__WRITTEN TASK__.
Review the material line by line. Identify and copy every line that contains the string "this".

[Items from a dataset]
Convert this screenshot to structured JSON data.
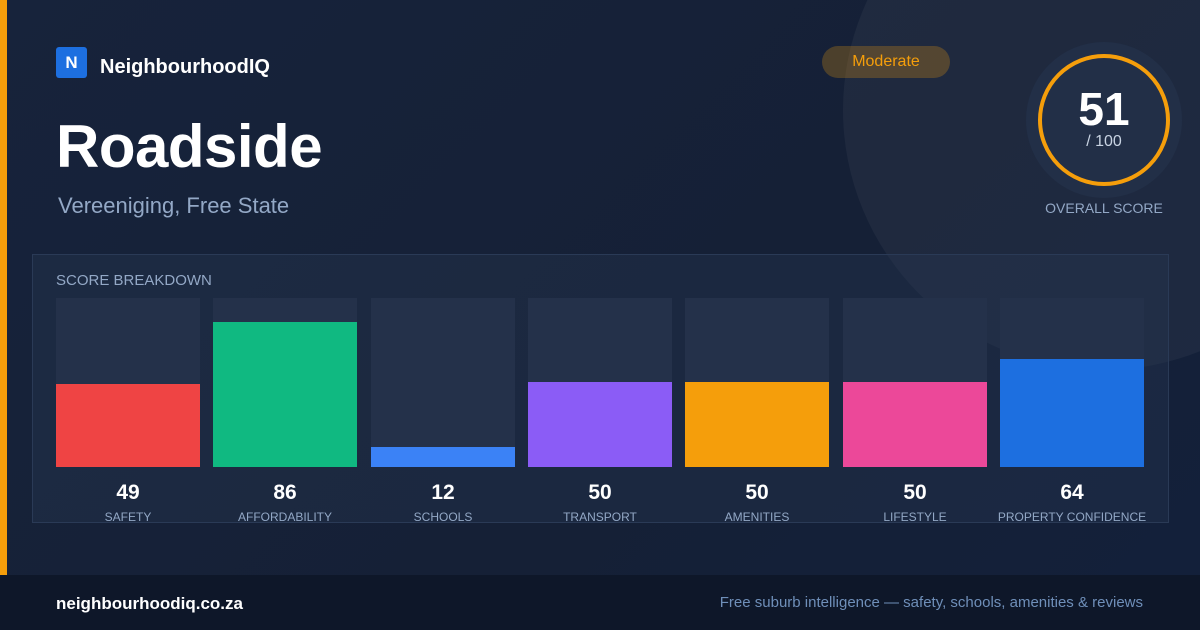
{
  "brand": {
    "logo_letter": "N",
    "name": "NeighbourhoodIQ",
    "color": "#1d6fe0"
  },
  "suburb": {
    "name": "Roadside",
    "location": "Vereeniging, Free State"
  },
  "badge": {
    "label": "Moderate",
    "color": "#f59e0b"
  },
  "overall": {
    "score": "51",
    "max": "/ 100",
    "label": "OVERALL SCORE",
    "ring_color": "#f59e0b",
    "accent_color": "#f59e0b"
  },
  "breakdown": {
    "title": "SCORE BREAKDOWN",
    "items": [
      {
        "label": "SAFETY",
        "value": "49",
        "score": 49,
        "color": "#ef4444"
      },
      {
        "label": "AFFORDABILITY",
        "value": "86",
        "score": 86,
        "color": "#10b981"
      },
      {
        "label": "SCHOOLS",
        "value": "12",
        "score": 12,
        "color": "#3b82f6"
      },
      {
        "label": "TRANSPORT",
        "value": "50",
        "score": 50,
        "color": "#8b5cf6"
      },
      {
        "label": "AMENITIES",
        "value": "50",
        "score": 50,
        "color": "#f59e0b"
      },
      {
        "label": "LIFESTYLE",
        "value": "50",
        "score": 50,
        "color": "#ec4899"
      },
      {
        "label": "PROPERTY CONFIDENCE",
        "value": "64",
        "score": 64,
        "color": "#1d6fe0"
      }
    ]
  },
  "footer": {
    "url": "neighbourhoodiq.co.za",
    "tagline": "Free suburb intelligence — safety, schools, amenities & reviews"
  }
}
--
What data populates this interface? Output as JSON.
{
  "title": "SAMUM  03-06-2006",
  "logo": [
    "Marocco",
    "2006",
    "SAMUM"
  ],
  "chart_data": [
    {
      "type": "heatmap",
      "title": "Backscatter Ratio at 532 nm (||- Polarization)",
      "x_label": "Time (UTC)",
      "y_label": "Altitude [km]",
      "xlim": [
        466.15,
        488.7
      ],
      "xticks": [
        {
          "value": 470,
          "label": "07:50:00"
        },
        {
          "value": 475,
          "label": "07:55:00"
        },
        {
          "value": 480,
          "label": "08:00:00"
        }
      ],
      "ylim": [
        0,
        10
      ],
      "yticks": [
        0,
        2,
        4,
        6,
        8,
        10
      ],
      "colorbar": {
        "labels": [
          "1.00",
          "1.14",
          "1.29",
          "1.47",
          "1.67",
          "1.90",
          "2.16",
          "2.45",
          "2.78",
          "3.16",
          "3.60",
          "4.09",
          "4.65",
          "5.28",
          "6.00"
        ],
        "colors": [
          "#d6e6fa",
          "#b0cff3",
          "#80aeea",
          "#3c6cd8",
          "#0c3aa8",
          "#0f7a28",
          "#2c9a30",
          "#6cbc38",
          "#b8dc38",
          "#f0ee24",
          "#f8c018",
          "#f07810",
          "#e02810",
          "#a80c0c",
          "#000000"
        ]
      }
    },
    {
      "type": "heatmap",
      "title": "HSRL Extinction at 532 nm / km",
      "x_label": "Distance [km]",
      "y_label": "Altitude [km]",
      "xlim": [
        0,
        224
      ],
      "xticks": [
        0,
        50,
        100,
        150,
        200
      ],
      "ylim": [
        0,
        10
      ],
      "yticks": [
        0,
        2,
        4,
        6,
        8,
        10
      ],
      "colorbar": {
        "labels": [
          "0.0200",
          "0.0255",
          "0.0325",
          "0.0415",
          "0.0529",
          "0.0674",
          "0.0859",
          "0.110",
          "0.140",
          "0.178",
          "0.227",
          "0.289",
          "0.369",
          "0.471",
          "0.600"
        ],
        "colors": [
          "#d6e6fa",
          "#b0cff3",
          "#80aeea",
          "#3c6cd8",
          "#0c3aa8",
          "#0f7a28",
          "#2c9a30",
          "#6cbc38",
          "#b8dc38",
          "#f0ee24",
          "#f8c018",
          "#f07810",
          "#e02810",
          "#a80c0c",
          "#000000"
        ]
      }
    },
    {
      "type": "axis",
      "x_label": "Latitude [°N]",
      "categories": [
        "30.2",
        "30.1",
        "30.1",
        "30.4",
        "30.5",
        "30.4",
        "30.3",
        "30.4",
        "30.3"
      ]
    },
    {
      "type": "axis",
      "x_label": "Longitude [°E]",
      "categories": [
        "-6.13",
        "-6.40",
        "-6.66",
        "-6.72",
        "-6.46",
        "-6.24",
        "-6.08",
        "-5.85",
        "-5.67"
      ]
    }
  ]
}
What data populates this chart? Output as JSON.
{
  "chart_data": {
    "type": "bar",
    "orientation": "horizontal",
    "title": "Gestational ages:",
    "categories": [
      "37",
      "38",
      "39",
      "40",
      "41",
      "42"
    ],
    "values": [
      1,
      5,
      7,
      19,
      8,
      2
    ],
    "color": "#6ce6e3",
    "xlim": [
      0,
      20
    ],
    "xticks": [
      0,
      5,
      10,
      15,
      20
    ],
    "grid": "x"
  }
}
...
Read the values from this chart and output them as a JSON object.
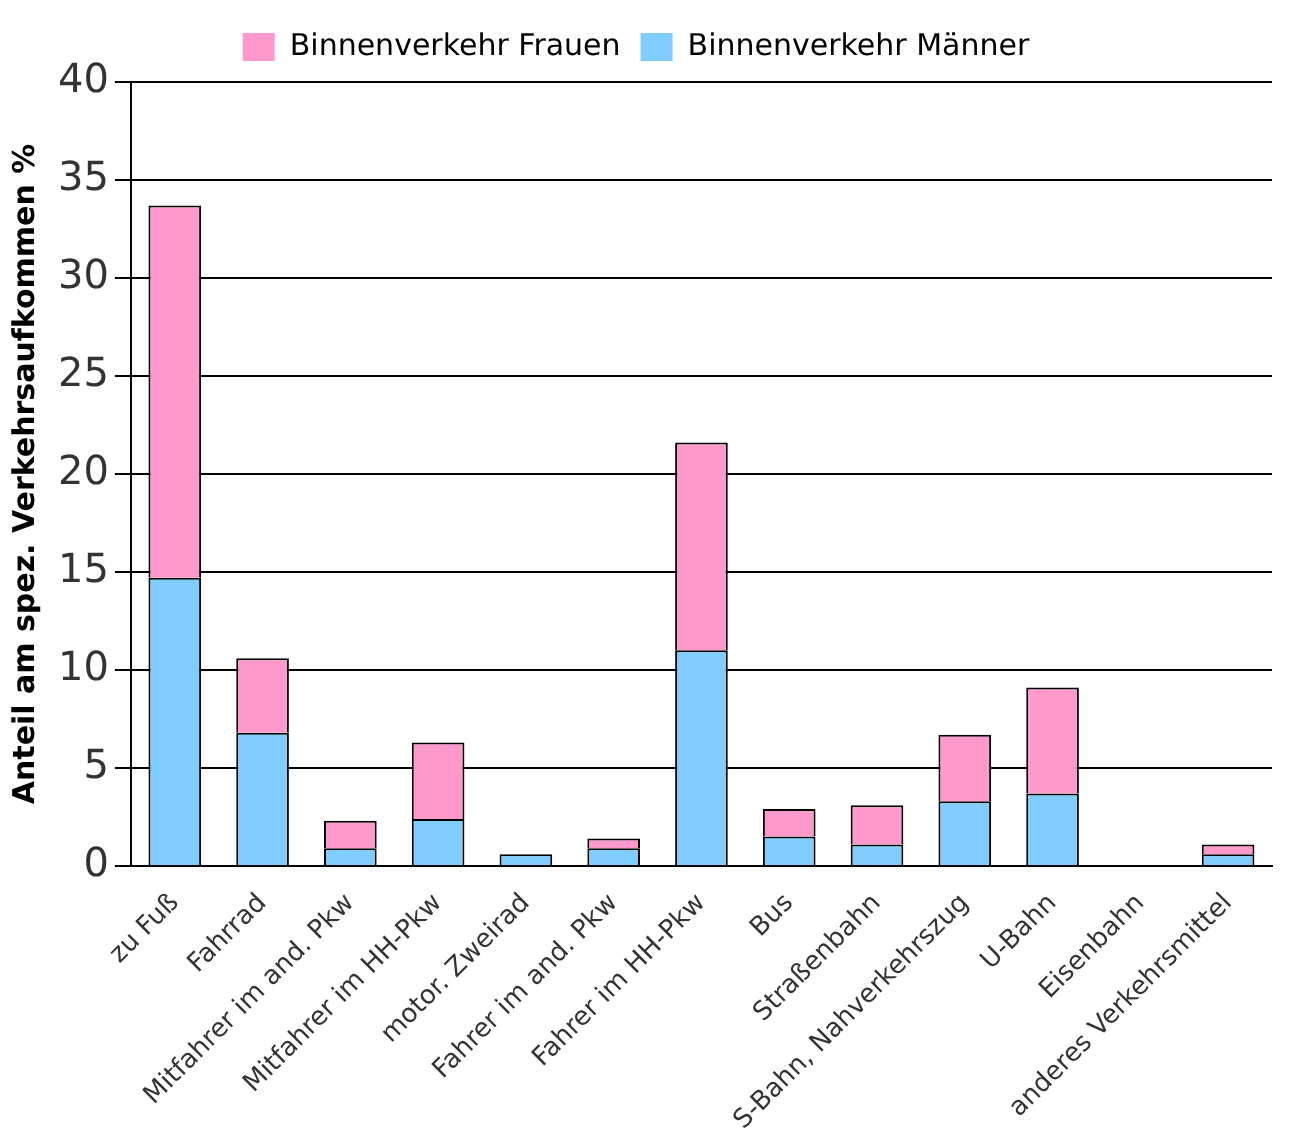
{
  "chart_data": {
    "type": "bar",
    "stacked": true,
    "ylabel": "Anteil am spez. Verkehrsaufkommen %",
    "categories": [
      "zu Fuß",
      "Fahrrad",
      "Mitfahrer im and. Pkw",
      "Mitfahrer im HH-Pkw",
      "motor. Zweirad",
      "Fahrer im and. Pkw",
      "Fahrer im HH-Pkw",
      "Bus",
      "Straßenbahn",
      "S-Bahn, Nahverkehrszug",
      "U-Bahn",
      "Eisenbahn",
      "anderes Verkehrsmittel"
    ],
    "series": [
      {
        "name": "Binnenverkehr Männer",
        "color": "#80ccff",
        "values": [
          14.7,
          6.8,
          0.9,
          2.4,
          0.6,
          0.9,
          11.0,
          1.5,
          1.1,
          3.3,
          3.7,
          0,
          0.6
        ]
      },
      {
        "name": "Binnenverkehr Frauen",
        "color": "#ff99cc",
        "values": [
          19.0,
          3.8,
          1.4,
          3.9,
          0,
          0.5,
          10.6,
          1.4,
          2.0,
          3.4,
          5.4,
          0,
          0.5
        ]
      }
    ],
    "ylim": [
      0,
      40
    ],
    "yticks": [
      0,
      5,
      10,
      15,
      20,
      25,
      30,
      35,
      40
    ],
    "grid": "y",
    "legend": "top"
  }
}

__EXERCISE SOLUTION__.
Convert this screenshot to structured JSON data.
What data populates this interface? Output as JSON.
What data populates this chart? Output as JSON.
Read the values from this chart and output them as a JSON object.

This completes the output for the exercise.